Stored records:
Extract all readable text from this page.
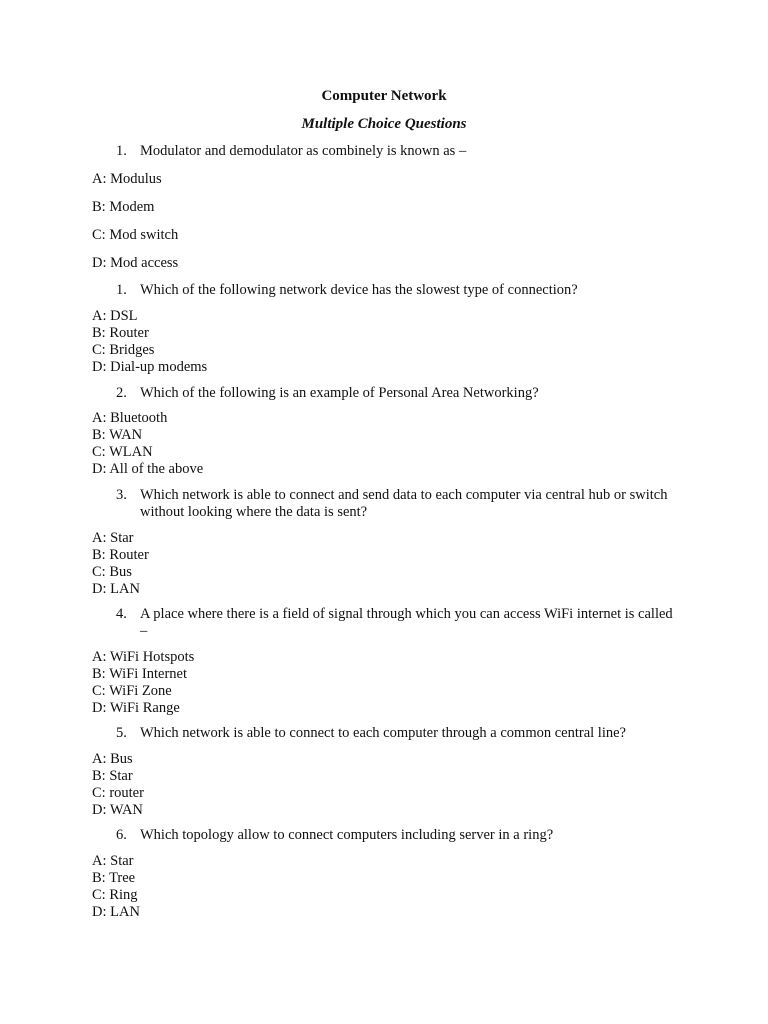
Computer Network
Multiple Choice Questions
1. Modulator and demodulator as combinely is known as –
A: Modulus
B: Modem
C: Mod switch
D: Mod access
1. Which of the following network device has the slowest type of connection?
A: DSL
B: Router
C: Bridges
D: Dial-up modems
2. Which of the following is an example of Personal Area Networking?
A: Bluetooth
B: WAN
C: WLAN
D: All of the above
3. Which network is able to connect and send data to each computer via central hub or switch without looking where the data is sent?
A: Star
B: Router
C: Bus
D: LAN
4. A place where there is a field of signal through which you can access WiFi internet is called –
A: WiFi Hotspots
B: WiFi Internet
C: WiFi Zone
D: WiFi Range
5. Which network is able to connect to each computer through a common central line?
A: Bus
B: Star
C: router
D: WAN
6. Which topology allow to connect computers including server in a ring?
A: Star
B: Tree
C: Ring
D: LAN
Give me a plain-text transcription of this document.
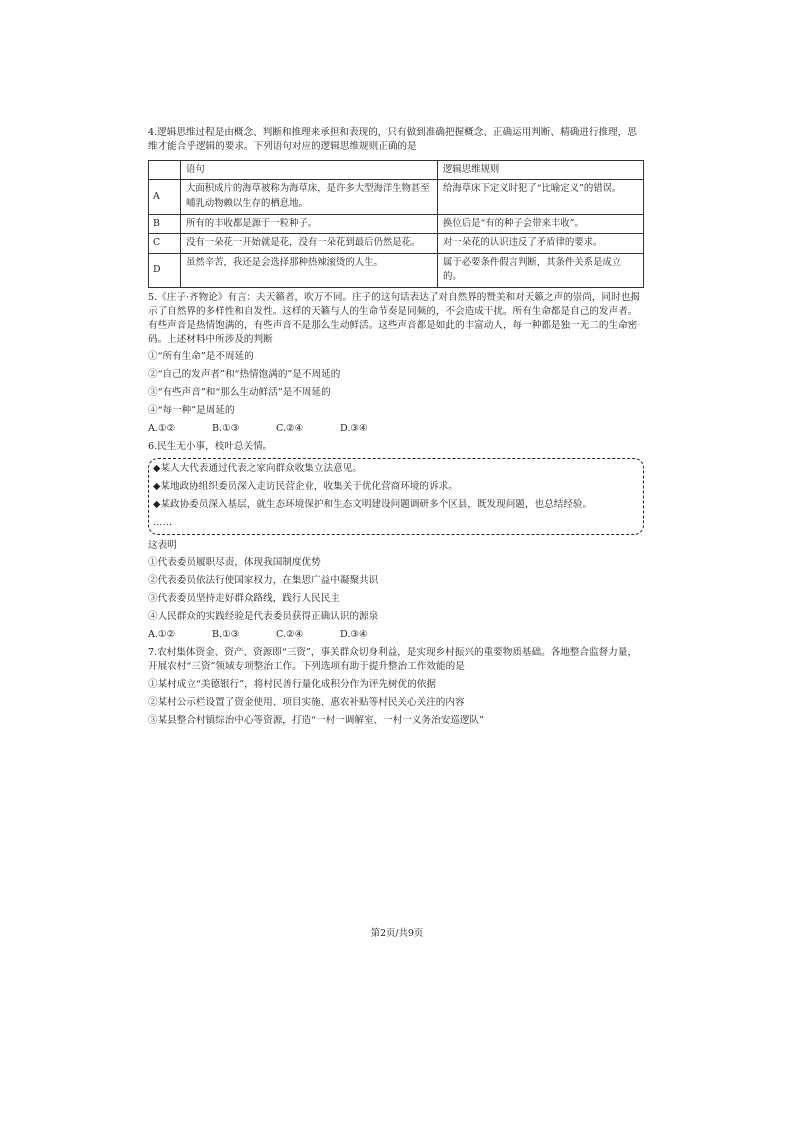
4.逻辑思维过程是由概念、判断和推理来承担和表现的，只有做到准确把握概念、正确运用判断、精确进行推理，思维才能合乎逻辑的要求。下列语句对应的逻辑思维规则正确的是
	语句	逻辑思维规则
A	大面积成片的海草被称为海草床，是许多大型海洋生物甚至哺乳动物赖以生存的栖息地。	给海草床下定义时犯了“比喻定义”的错误。
B	所有的丰收都是源于一粒种子。	换位后是“有的种子会带来丰收”。
C	没有一朵花一开始就是花，没有一朵花到最后仍然是花。	对一朵花的认识违反了矛盾律的要求。
D	虽然辛苦，我还是会选择那种热辣滚烫的人生。	属于必要条件假言判断，其条件关系是成立的。
5.《庄子·齐物论》有言：夫天籁者，吹万不同。庄子的这句话表达了对自然界的赞美和对天籁之声的崇尚，同时也揭示了自然界的多样性和自发性。这样的天籁与人的生命节奏是同频的，不会造成干扰。所有生命都是自己的发声者。有些声音是热情饱满的，有些声音不是那么生动鲜活。这些声音都是如此的丰富动人，每一种都是独一无二的生命密码。上述材料中所涉及的判断
①“所有生命”是不周延的
②“自己的发声者”和“热情饱满的”是不周延的
③“有些声音”和“那么生动鲜活”是不周延的
④“每一种”是周延的
A.①②	B.①③	C.②④	D.③④
6.民生无小事，枝叶总关情。
◆某人大代表通过代表之家向群众收集立法意见。
◆某地政协组织委员深入走访民营企业，收集关于优化营商环境的诉求。
◆某政协委员深入基层，就生态环境保护和生态文明建设问题调研多个区县，既发现问题，也总结经验。
……
这表明
①代表委员履职尽责，体现我国制度优势
②代表委员依法行使国家权力，在集思广益中凝聚共识
③代表委员坚持走好群众路线，践行人民民主
④人民群众的实践经验是代表委员获得正确认识的源泉
A.①②	B.①③	C.②④	D.③④
7.农村集体资金、资产、资源即“三资”，事关群众切身利益，是实现乡村振兴的重要物质基础。各地整合监督力量，开展农村“三资”领域专项整治工作。下列选项有助于提升整治工作效能的是
①某村成立“美德银行”，将村民善行量化成积分作为评先树优的依据
②某村公示栏设置了资金使用、项目实施、惠农补贴等村民关心关注的内容
③某县整合村镇综治中心等资源，打造“一村一调解室、一村一义务治安巡逻队”
第2页/共9页
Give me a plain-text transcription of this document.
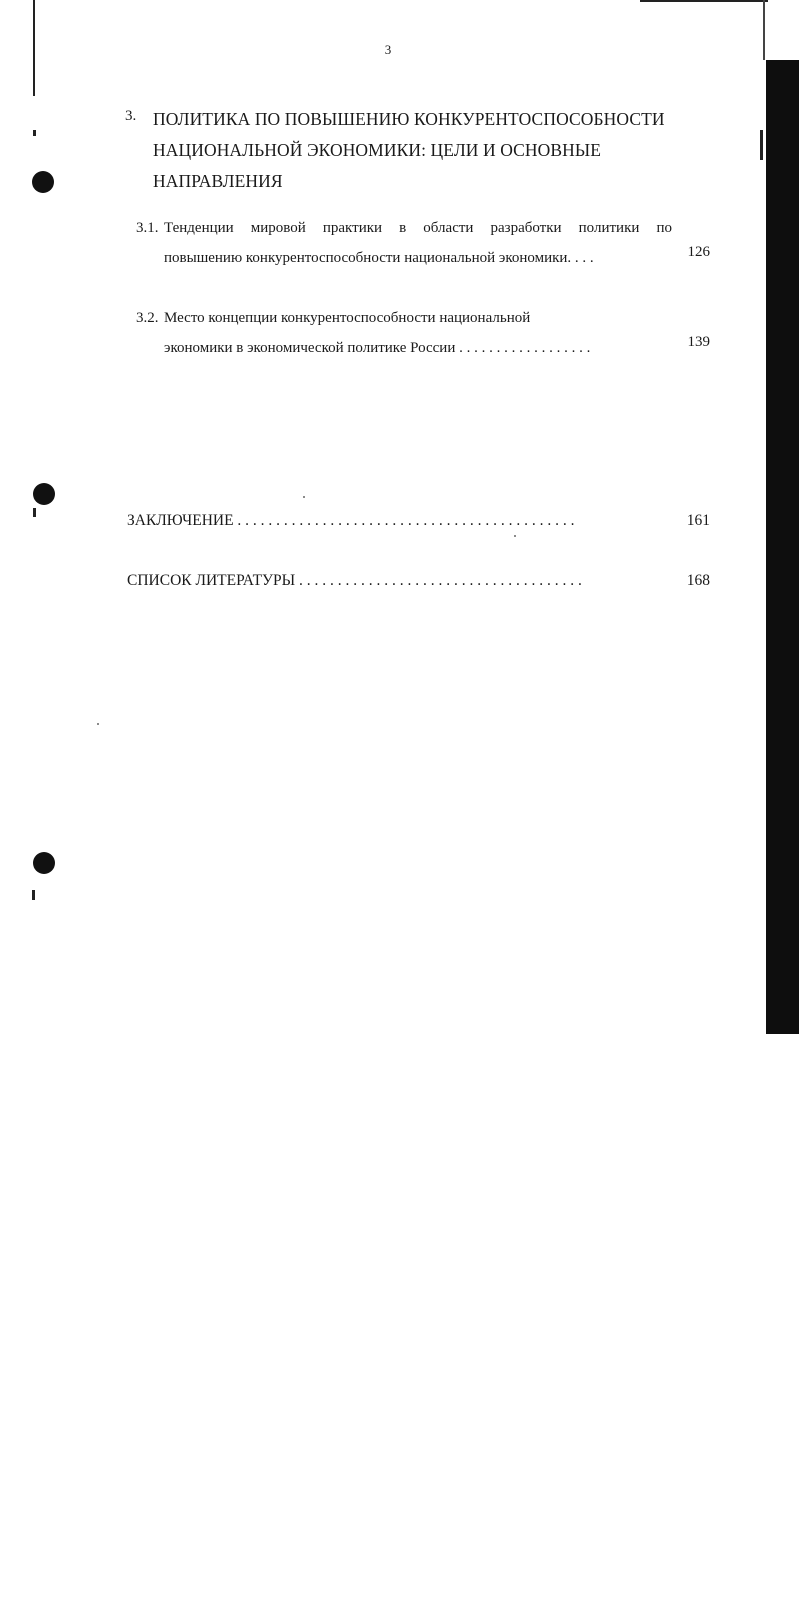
3
3. ПОЛИТИКА ПО ПОВЫШЕНИЮ КОНКУРЕНТОСПОСОБНОСТИ
НАЦИОНАЛЬНОЙ ЭКОНОМИКИ: ЦЕЛИ И ОСНОВНЫЕ
НАПРАВЛЕНИЯ
3.1. Тенденции мировой практики в области разработки политики по
повышению конкурентоспособности национальной экономики. . . .	126
3.2. Место концепции конкурентоспособности национальной
экономики в экономической политике России . . . . . . . . . . . . . . . . . .	139
ЗАКЛЮЧЕНИЕ . . . . . . . . . . . . . . . . . . . . . . . . . . . . . . . . . . . . . . . . . . . .	161
СПИСОК ЛИТЕРАТУРЫ . . . . . . . . . . . . . . . . . . . . . . . . . . . . . . . . . . . . .	168
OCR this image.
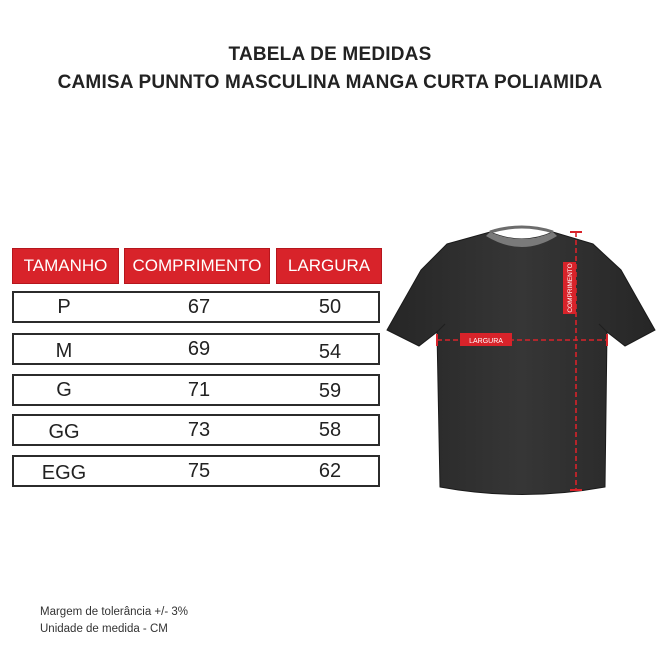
TABELA DE MEDIDAS
CAMISA PUNNTO MASCULINA MANGA CURTA POLIAMIDA
TAMANHO	COMPRIMENTO	LARGURA
P	67	50
M	69	54
G	71	59
GG	73	58
EGG	75	62
LARGURA
COMPRIMENTO
Margem de tolerância +/- 3%
Unidade de medida - CM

### Problem description
Return all the lines that contain the string "through".

### Finished exercise
4. A place where there is a field of signal through which you can access WiFi internet is called –
5. Which network is able to connect to each computer through a common central line?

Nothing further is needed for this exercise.